___ Listed records ___
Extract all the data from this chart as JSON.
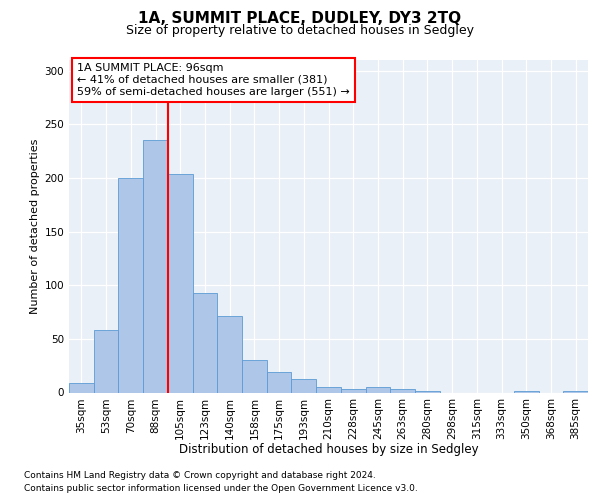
{
  "title": "1A, SUMMIT PLACE, DUDLEY, DY3 2TQ",
  "subtitle": "Size of property relative to detached houses in Sedgley",
  "xlabel": "Distribution of detached houses by size in Sedgley",
  "ylabel": "Number of detached properties",
  "categories": [
    "35sqm",
    "53sqm",
    "70sqm",
    "88sqm",
    "105sqm",
    "123sqm",
    "140sqm",
    "158sqm",
    "175sqm",
    "193sqm",
    "210sqm",
    "228sqm",
    "245sqm",
    "263sqm",
    "280sqm",
    "298sqm",
    "315sqm",
    "333sqm",
    "350sqm",
    "368sqm",
    "385sqm"
  ],
  "bar_values": [
    9,
    58,
    200,
    235,
    204,
    93,
    71,
    30,
    19,
    13,
    5,
    3,
    5,
    3,
    1,
    0,
    0,
    0,
    1,
    0,
    1
  ],
  "bar_color": "#aec6e8",
  "bar_edge_color": "#5b9bd5",
  "red_line_index": 3.5,
  "annotation_text": "1A SUMMIT PLACE: 96sqm\n← 41% of detached houses are smaller (381)\n59% of semi-detached houses are larger (551) →",
  "bg_color": "#eaf0f8",
  "footer_line1": "Contains HM Land Registry data © Crown copyright and database right 2024.",
  "footer_line2": "Contains public sector information licensed under the Open Government Licence v3.0.",
  "ylim": [
    0,
    310
  ],
  "yticks": [
    0,
    50,
    100,
    150,
    200,
    250,
    300
  ],
  "title_fontsize": 11,
  "subtitle_fontsize": 9,
  "ylabel_fontsize": 8,
  "tick_fontsize": 7.5,
  "annot_fontsize": 8,
  "footer_fontsize": 6.5,
  "xlabel_fontsize": 8.5
}
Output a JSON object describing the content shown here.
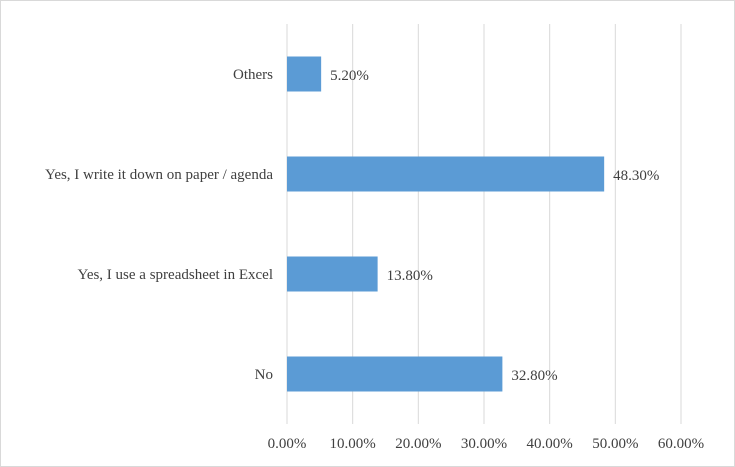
{
  "chart_data": {
    "type": "bar",
    "orientation": "horizontal",
    "title": "",
    "xlabel": "",
    "ylabel": "",
    "categories": [
      "Others",
      "Yes, I write it down on paper / agenda",
      "Yes, I use a spreadsheet in Excel",
      "No"
    ],
    "values": [
      5.2,
      48.3,
      13.8,
      32.8
    ],
    "value_labels": [
      "5.20%",
      "48.30%",
      "13.80%",
      "32.80%"
    ],
    "xlim": [
      0,
      60
    ],
    "x_ticks": [
      0,
      10,
      20,
      30,
      40,
      50,
      60
    ],
    "x_tick_labels": [
      "0.00%",
      "10.00%",
      "20.00%",
      "30.00%",
      "40.00%",
      "50.00%",
      "60.00%"
    ],
    "grid": true,
    "legend": "none",
    "bar_color": "#5b9bd5",
    "grid_color": "#d9d9d9"
  }
}
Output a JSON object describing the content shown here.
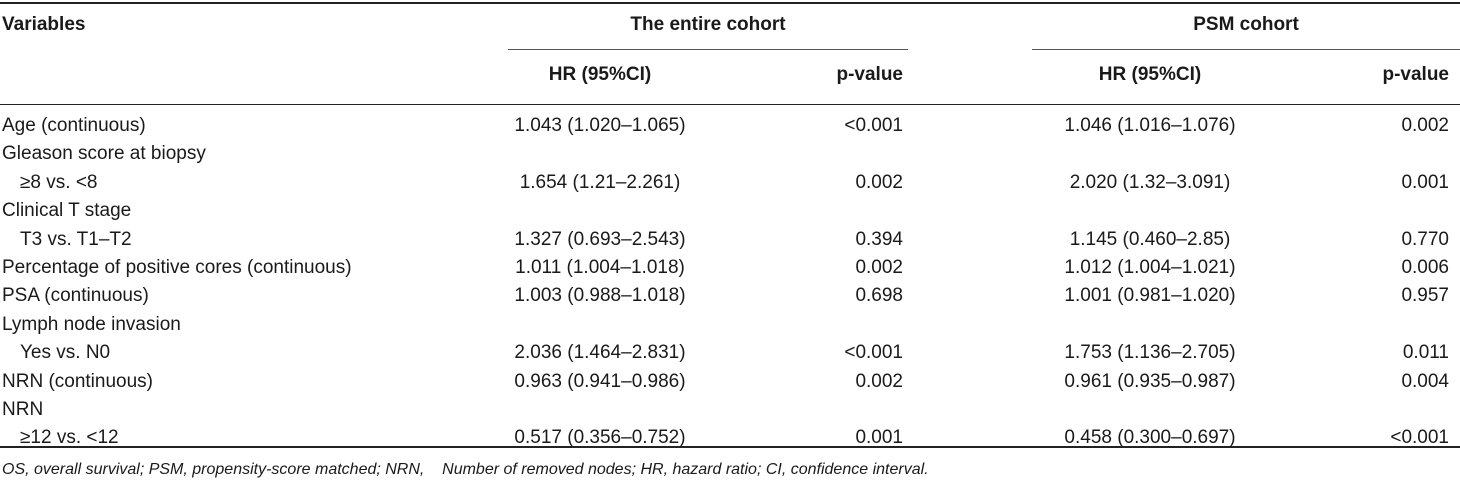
{
  "header": {
    "variables": "Variables",
    "group1": "The entire cohort",
    "group2": "PSM cohort",
    "hr_label": "HR (95%CI)",
    "p_label": "p-value"
  },
  "rows": [
    {
      "variable": "Age (continuous)",
      "indent": false,
      "hr1": "1.043 (1.020–1.065)",
      "p1": "<0.001",
      "hr2": "1.046 (1.016–1.076)",
      "p2": "0.002"
    },
    {
      "variable": "Gleason score at biopsy",
      "indent": false,
      "hr1": "",
      "p1": "",
      "hr2": "",
      "p2": ""
    },
    {
      "variable": "≥8 vs. <8",
      "indent": true,
      "hr1": "1.654 (1.21–2.261)",
      "p1": "0.002",
      "hr2": "2.020 (1.32–3.091)",
      "p2": "0.001"
    },
    {
      "variable": "Clinical T stage",
      "indent": false,
      "hr1": "",
      "p1": "",
      "hr2": "",
      "p2": ""
    },
    {
      "variable": "T3 vs. T1–T2",
      "indent": true,
      "hr1": "1.327 (0.693–2.543)",
      "p1": "0.394",
      "hr2": "1.145 (0.460–2.85)",
      "p2": "0.770"
    },
    {
      "variable": "Percentage of positive cores (continuous)",
      "indent": false,
      "hr1": "1.011 (1.004–1.018)",
      "p1": "0.002",
      "hr2": "1.012 (1.004–1.021)",
      "p2": "0.006"
    },
    {
      "variable": "PSA (continuous)",
      "indent": false,
      "hr1": "1.003 (0.988–1.018)",
      "p1": "0.698",
      "hr2": "1.001 (0.981–1.020)",
      "p2": "0.957"
    },
    {
      "variable": "Lymph node invasion",
      "indent": false,
      "hr1": "",
      "p1": "",
      "hr2": "",
      "p2": ""
    },
    {
      "variable": "Yes vs. N0",
      "indent": true,
      "hr1": "2.036 (1.464–2.831)",
      "p1": "<0.001",
      "hr2": "1.753 (1.136–2.705)",
      "p2": "0.011"
    },
    {
      "variable": "NRN (continuous)",
      "indent": false,
      "hr1": "0.963 (0.941–0.986)",
      "p1": "0.002",
      "hr2": "0.961 (0.935–0.987)",
      "p2": "0.004"
    },
    {
      "variable": "NRN",
      "indent": false,
      "hr1": "",
      "p1": "",
      "hr2": "",
      "p2": ""
    },
    {
      "variable": "≥12 vs. <12",
      "indent": true,
      "hr1": "0.517 (0.356–0.752)",
      "p1": "0.001",
      "hr2": "0.458 (0.300–0.697)",
      "p2": "<0.001"
    }
  ],
  "footnote": "OS, overall survival; PSM, propensity-score matched; NRN,    Number of removed nodes; HR, hazard ratio; CI, confidence interval."
}
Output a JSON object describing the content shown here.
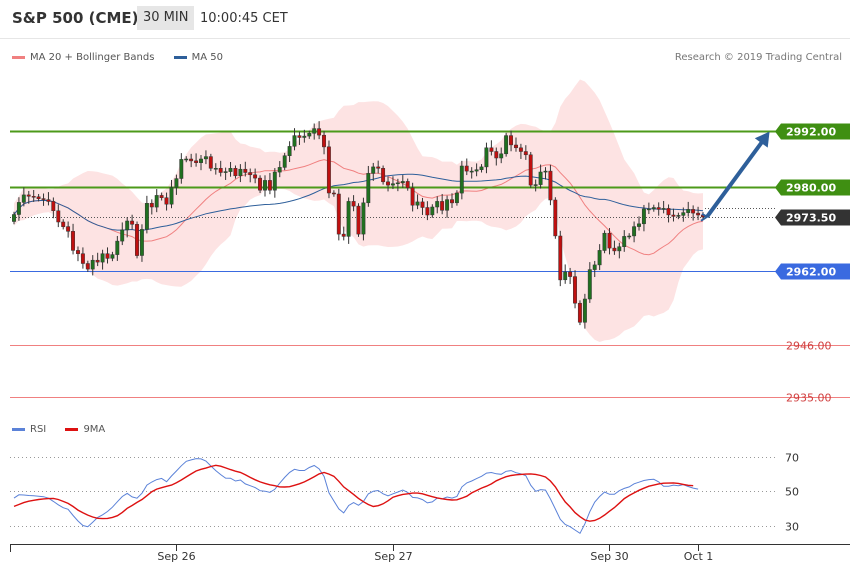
{
  "header": {
    "title": "S&P 500 (CME)",
    "timeframe": "30 MIN",
    "time": "10:00:45 CET"
  },
  "legend": {
    "ma20_label": "MA 20 + Bollinger Bands",
    "ma50_label": "MA 50",
    "ma20_color": "#f08080",
    "ma50_color": "#2e5f9a"
  },
  "copyright": "Research © 2019 Trading Central",
  "rsi_legend": {
    "rsi_label": "RSI",
    "ma_label": "9MA",
    "rsi_color": "#5b82d8",
    "ma_color": "#dd1111"
  },
  "levels": [
    {
      "value": 2992.0,
      "label": "2992.00",
      "style": "green"
    },
    {
      "value": 2980.0,
      "label": "2980.00",
      "style": "green"
    },
    {
      "value": 2973.5,
      "label": "2973.50",
      "style": "current"
    },
    {
      "value": 2962.0,
      "label": "2962.00",
      "style": "blue"
    },
    {
      "value": 2946.0,
      "label": "2946.00",
      "style": "red"
    },
    {
      "value": 2935.0,
      "label": "2935.00",
      "style": "red"
    }
  ],
  "chart_data": [
    {
      "type": "candlestick",
      "title": "S&P 500 (CME)",
      "interval": "30 MIN",
      "ylim": [
        2932,
        3008
      ],
      "x_labels": [
        "Sep 26",
        "Sep 27",
        "Sep 30",
        "Oct 1"
      ],
      "forecast": {
        "from": 2973.5,
        "to": 2992.0
      },
      "series_close": [
        2974.0,
        2976.6,
        2978.2,
        2977.9,
        2977.8,
        2977.4,
        2977.2,
        2976.8,
        2974.8,
        2972.4,
        2971.4,
        2970.4,
        2966.3,
        2965.6,
        2963.5,
        2962.3,
        2964.2,
        2963.8,
        2965.6,
        2964.6,
        2965.4,
        2968.3,
        2970.7,
        2972.6,
        2971.9,
        2965.2,
        2970.8,
        2976.4,
        2975.6,
        2978.1,
        2977.6,
        2976.2,
        2979.8,
        2981.7,
        2985.8,
        2985.9,
        2985.5,
        2985.1,
        2985.9,
        2986.4,
        2983.9,
        2983.9,
        2983.0,
        2983.2,
        2983.9,
        2982.3,
        2983.7,
        2983.0,
        2982.5,
        2981.8,
        2979.2,
        2981.3,
        2979.2,
        2983.1,
        2984.1,
        2986.6,
        2988.6,
        2990.9,
        2990.5,
        2990.8,
        2991.4,
        2992.4,
        2991.0,
        2988.5,
        2978.6,
        2978.4,
        2969.8,
        2969.3,
        2976.8,
        2975.8,
        2969.8,
        2976.5,
        2982.8,
        2984.2,
        2983.9,
        2981.0,
        2980.3,
        2980.6,
        2980.8,
        2981.1,
        2979.7,
        2976.0,
        2976.7,
        2975.5,
        2973.9,
        2975.6,
        2976.8,
        2974.9,
        2977.2,
        2976.5,
        2978.6,
        2984.4,
        2983.3,
        2983.3,
        2983.6,
        2984.2,
        2988.3,
        2987.5,
        2986.1,
        2987.0,
        2990.9,
        2988.9,
        2988.3,
        2987.5,
        2986.8,
        2980.3,
        2980.4,
        2983.1,
        2983.3,
        2977.1,
        2969.4,
        2960.0,
        2961.7,
        2960.7,
        2955.0,
        2950.9,
        2955.9,
        2962.2,
        2963.2,
        2966.3,
        2970.0,
        2966.8,
        2966.2,
        2967.1,
        2969.3,
        2969.4,
        2971.4,
        2972.0,
        2975.2,
        2975.2,
        2975.5,
        2975.1,
        2975.3,
        2973.9,
        2973.6,
        2973.8,
        2974.4,
        2975.1,
        2974.3,
        2973.9,
        2973.5
      ]
    },
    {
      "type": "line",
      "title": "RSI",
      "ylim": [
        20,
        80
      ],
      "yticks": [
        30,
        50,
        70
      ],
      "series": [
        {
          "name": "RSI",
          "values": [
            45.9,
            47.8,
            47.7,
            47.4,
            47.3,
            47.0,
            46.7,
            45.8,
            44.0,
            42.0,
            40.3,
            39.4,
            35.8,
            32.6,
            30.0,
            29.3,
            31.9,
            34.7,
            36.2,
            38.1,
            40.6,
            43.8,
            46.8,
            48.6,
            46.6,
            45.8,
            48.7,
            53.4,
            55.2,
            56.6,
            57.3,
            55.4,
            58.7,
            61.6,
            64.6,
            67.2,
            68.0,
            68.8,
            68.6,
            67.4,
            64.5,
            61.8,
            59.5,
            57.5,
            57.4,
            55.8,
            56.4,
            54.1,
            53.1,
            52.0,
            50.2,
            49.9,
            49.2,
            51.0,
            54.6,
            57.9,
            60.8,
            62.6,
            61.9,
            61.9,
            63.6,
            64.8,
            62.8,
            58.4,
            48.9,
            44.2,
            39.6,
            37.3,
            41.6,
            43.3,
            41.7,
            43.9,
            48.3,
            49.9,
            50.3,
            48.4,
            47.2,
            48.4,
            49.4,
            50.6,
            49.2,
            46.3,
            46.0,
            45.0,
            43.1,
            43.7,
            45.9,
            45.4,
            46.5,
            45.9,
            46.8,
            52.4,
            54.7,
            55.8,
            57.2,
            58.5,
            60.4,
            60.7,
            60.0,
            59.7,
            61.4,
            61.8,
            60.6,
            59.9,
            58.9,
            53.3,
            49.8,
            50.8,
            50.5,
            45.4,
            39.5,
            33.6,
            30.6,
            29.3,
            27.4,
            25.5,
            31.0,
            38.0,
            43.5,
            46.8,
            49.4,
            48.1,
            48.1,
            50.2,
            51.5,
            52.4,
            54.2,
            55.1,
            56.1,
            56.6,
            56.8,
            55.3,
            52.8,
            52.8,
            53.4,
            53.1,
            53.7,
            52.6,
            51.7,
            51.1
          ]
        },
        {
          "name": "9MA",
          "values": [
            41.1,
            42.2,
            43.3,
            44.1,
            44.6,
            45.1,
            45.4,
            45.6,
            45.7,
            45.1,
            44.0,
            42.8,
            41.0,
            38.9,
            37.4,
            36.0,
            34.9,
            34.2,
            34.0,
            34.1,
            34.7,
            35.7,
            37.6,
            40.0,
            41.6,
            43.4,
            45.1,
            47.3,
            49.6,
            51.1,
            51.9,
            52.7,
            53.4,
            54.8,
            56.4,
            58.2,
            59.9,
            61.6,
            62.6,
            63.3,
            64.2,
            64.9,
            64.4,
            63.4,
            62.4,
            61.5,
            60.8,
            59.4,
            57.9,
            56.5,
            55.3,
            54.4,
            53.6,
            53.1,
            52.4,
            52.3,
            52.5,
            53.3,
            54.2,
            55.3,
            56.7,
            58.3,
            59.9,
            60.7,
            59.8,
            58.5,
            55.6,
            52.4,
            50.2,
            48.0,
            45.7,
            43.8,
            42.2,
            41.0,
            41.5,
            42.6,
            44.3,
            46.4,
            47.3,
            48.0,
            48.4,
            48.8,
            48.8,
            48.4,
            47.5,
            46.7,
            46.0,
            45.5,
            45.1,
            44.8,
            44.9,
            45.9,
            47.0,
            48.9,
            50.3,
            51.7,
            52.8,
            54.1,
            55.9,
            57.2,
            58.3,
            59.0,
            59.4,
            59.6,
            59.8,
            59.9,
            59.6,
            59.0,
            58.1,
            55.8,
            52.4,
            47.8,
            43.7,
            40.8,
            37.5,
            35.1,
            33.2,
            32.5,
            32.9,
            34.2,
            36.1,
            38.3,
            40.4,
            42.9,
            45.6,
            47.4,
            48.9,
            50.4,
            51.6,
            52.8,
            53.4,
            54.1,
            54.5,
            54.6,
            54.7,
            54.4,
            53.8,
            53.3,
            53.1
          ]
        }
      ]
    }
  ]
}
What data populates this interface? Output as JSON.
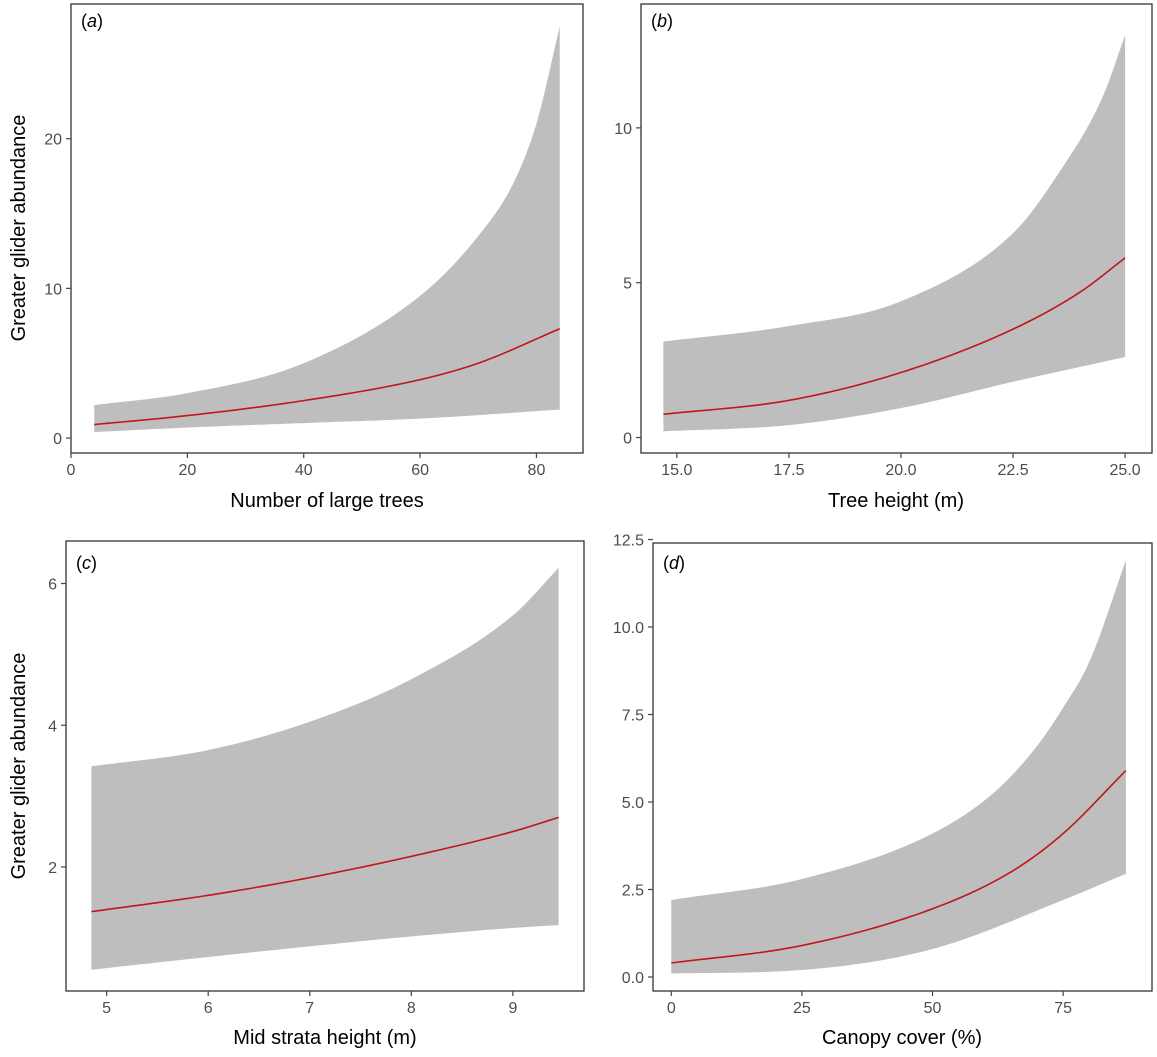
___
### Given task
Look above for every line with the word "PLACE" and copy it.

### Output for this exercise
  "title": "1A, SUMMIT PLACE, DUDLEY, DY3 2TQ",
  "annotation_text": "1A SUMMIT PLACE: 96sqm\n← 41% of detached houses are smaller (381)\n59% of semi-detached houses are larger (551) →",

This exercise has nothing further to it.